> EXERCISE PROMPT: Return only the number of lines holding the word "těla".

> INPUT DATA:
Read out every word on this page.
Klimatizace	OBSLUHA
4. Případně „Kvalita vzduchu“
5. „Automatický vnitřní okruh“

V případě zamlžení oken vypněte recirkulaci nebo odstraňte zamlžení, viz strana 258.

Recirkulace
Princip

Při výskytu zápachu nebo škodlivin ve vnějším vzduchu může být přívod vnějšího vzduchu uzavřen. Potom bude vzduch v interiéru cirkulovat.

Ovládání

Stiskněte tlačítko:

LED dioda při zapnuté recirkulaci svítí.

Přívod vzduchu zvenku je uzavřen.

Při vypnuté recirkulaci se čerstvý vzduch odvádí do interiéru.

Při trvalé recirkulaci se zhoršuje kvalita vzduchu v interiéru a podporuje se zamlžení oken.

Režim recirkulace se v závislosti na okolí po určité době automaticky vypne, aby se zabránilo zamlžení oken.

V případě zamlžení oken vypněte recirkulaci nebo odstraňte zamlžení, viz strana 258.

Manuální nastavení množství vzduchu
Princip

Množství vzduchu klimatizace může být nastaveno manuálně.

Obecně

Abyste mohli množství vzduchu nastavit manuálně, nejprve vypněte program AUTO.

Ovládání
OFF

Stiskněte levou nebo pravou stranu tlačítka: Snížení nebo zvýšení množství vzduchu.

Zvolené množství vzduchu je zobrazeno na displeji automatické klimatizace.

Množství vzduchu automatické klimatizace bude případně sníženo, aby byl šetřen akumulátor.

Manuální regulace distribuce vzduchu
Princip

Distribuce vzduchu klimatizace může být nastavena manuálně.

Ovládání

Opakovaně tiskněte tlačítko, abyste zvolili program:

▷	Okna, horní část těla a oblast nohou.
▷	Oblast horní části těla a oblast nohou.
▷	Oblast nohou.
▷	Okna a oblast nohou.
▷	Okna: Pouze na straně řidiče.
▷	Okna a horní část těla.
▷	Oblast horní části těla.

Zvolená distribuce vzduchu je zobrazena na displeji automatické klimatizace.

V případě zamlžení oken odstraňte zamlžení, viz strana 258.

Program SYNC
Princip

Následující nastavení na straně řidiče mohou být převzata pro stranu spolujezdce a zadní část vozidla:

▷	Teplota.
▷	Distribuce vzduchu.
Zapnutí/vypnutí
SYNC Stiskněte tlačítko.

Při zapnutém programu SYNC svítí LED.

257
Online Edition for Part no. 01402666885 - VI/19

> SOLUTION TO THE EXERCISE: 4